TASK BRIEF:
Records follow. Pull out every line that contains "alta".
··· GIVEN DATA ···
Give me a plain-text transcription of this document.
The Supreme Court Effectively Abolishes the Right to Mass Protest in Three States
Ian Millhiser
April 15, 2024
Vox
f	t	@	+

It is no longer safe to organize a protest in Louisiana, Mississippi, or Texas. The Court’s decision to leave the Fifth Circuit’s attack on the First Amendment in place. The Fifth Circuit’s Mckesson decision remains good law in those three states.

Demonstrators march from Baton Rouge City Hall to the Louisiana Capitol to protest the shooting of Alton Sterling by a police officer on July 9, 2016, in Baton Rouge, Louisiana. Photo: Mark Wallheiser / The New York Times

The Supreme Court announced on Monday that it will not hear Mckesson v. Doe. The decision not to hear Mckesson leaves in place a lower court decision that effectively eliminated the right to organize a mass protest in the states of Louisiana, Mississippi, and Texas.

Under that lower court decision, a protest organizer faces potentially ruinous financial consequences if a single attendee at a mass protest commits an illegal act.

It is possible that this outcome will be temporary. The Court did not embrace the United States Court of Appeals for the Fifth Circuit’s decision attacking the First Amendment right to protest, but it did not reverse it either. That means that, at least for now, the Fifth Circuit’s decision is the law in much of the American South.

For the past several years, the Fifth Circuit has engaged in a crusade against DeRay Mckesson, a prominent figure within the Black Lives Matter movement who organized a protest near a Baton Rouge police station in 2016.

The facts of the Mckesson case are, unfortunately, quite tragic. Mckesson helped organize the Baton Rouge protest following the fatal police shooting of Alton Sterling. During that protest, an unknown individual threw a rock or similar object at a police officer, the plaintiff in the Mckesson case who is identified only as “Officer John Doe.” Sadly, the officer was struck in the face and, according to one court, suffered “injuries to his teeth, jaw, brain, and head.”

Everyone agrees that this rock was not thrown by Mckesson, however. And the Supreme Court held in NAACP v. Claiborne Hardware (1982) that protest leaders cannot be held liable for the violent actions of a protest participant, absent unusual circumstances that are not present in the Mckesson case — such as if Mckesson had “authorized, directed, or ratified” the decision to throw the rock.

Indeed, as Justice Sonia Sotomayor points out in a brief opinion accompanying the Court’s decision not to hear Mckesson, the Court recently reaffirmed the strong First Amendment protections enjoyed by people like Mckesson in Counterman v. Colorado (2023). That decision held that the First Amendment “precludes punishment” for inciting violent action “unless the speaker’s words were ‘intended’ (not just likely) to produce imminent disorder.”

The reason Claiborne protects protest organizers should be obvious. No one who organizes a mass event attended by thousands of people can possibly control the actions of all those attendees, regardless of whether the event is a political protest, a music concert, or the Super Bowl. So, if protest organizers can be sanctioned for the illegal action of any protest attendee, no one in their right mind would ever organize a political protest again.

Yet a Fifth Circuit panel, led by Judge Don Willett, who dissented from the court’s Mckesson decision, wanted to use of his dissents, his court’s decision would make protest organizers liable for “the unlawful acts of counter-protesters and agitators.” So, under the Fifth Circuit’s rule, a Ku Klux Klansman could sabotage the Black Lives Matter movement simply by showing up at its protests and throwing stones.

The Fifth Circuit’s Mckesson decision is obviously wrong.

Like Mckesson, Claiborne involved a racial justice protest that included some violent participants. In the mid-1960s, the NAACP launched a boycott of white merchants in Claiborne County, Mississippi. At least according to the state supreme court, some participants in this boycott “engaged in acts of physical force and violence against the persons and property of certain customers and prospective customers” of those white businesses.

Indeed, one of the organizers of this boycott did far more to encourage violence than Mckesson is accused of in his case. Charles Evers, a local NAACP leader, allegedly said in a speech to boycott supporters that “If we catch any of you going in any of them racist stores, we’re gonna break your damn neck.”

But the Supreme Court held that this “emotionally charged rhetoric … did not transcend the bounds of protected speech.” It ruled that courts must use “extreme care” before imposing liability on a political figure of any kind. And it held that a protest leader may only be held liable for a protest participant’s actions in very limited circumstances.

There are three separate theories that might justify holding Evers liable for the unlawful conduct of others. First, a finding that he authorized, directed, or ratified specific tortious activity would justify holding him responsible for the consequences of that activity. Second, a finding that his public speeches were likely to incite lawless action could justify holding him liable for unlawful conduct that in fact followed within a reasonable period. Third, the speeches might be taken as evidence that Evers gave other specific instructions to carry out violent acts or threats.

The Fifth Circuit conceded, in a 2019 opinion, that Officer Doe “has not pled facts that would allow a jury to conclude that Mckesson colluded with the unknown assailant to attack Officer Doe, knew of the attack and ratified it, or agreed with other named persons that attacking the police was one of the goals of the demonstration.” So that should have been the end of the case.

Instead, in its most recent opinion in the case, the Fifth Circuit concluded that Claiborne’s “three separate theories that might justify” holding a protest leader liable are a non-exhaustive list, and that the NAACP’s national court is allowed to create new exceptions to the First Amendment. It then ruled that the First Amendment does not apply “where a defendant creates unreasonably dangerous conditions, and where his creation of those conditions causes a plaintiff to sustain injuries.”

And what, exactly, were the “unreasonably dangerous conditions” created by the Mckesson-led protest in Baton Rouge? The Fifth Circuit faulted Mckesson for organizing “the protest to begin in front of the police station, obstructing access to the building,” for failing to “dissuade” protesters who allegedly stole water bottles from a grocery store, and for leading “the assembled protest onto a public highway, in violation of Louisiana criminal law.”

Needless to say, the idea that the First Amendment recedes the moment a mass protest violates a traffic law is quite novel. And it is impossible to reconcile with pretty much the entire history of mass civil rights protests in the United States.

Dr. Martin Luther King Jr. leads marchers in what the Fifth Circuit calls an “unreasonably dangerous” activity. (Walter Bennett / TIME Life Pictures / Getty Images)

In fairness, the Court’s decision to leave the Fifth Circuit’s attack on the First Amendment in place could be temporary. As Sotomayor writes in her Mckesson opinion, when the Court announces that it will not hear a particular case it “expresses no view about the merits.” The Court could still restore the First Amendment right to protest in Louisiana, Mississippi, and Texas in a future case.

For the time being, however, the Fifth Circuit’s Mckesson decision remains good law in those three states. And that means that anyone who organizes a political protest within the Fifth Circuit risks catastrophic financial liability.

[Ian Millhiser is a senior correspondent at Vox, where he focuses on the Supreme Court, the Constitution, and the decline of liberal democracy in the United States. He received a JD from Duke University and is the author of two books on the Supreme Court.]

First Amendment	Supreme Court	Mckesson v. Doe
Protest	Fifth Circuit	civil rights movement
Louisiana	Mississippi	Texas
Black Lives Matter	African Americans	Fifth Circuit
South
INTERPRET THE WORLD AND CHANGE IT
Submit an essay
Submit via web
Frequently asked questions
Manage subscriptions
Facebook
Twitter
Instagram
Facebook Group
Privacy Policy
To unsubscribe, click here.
···
··· GIVEN DATA ···
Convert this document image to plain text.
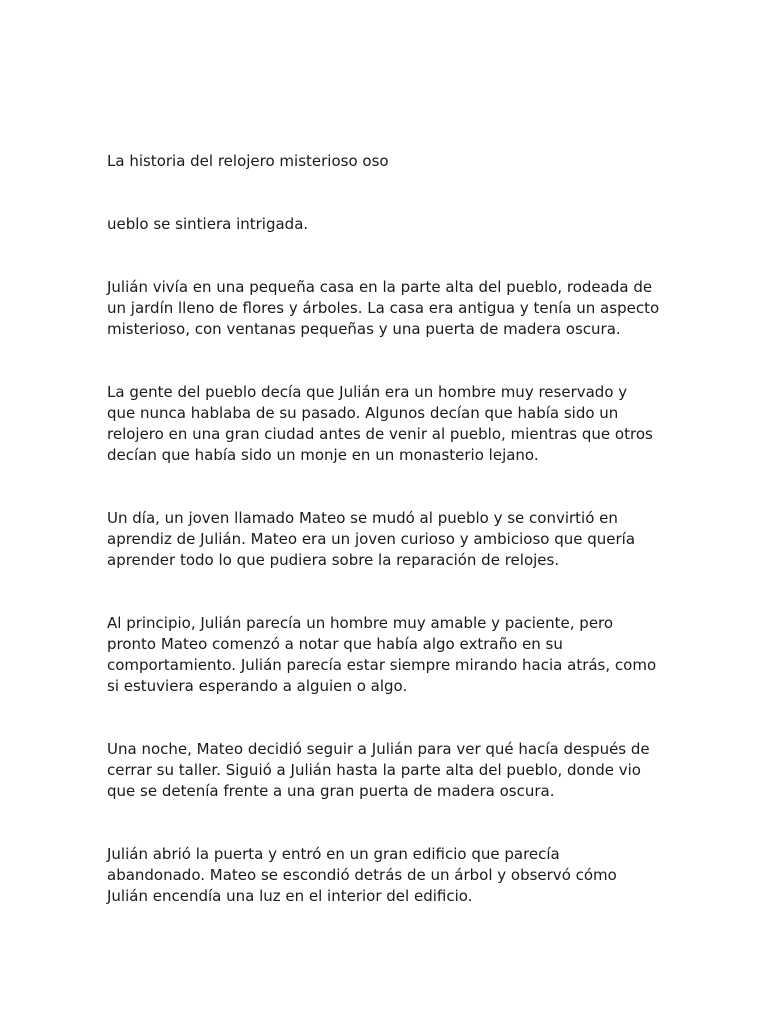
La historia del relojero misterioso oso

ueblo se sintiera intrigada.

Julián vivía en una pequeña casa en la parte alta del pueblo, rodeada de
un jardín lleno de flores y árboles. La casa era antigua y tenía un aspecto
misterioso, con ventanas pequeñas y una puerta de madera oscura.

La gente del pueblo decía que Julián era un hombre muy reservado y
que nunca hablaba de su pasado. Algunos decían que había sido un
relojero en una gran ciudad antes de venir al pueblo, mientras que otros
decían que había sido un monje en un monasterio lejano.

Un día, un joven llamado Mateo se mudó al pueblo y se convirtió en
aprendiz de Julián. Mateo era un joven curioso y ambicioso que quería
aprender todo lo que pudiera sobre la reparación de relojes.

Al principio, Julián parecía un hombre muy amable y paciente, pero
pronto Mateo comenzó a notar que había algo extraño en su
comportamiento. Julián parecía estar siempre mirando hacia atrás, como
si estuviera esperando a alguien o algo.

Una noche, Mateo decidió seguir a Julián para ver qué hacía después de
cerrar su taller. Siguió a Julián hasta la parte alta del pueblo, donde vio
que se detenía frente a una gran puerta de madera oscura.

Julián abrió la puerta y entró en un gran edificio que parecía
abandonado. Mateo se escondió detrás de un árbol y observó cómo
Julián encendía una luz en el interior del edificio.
···
··· GIVEN DATA ···
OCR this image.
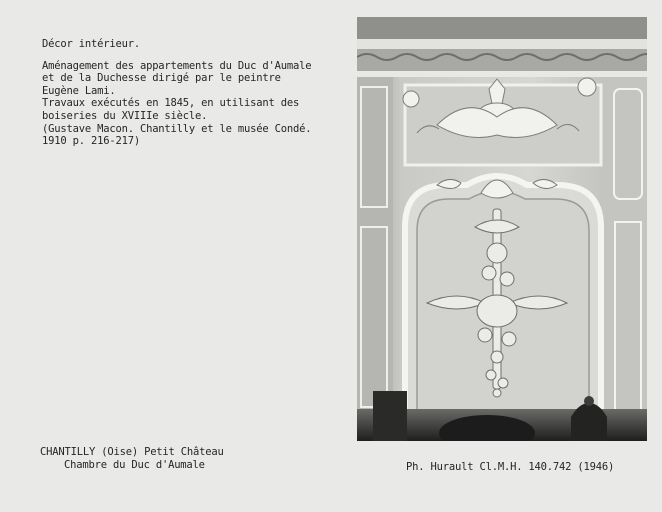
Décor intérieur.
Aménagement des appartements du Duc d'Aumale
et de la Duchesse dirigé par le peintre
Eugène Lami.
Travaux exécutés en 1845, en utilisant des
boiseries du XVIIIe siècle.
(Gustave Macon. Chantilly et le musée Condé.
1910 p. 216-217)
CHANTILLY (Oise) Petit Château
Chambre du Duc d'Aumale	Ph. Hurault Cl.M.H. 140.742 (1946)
···
FULL OUTPUT:
Julián vivía en una pequeña casa en la parte alta del pueblo, rodeada de
cerrar su taller. Siguió a Julián hasta la parte alta del pueblo, donde vio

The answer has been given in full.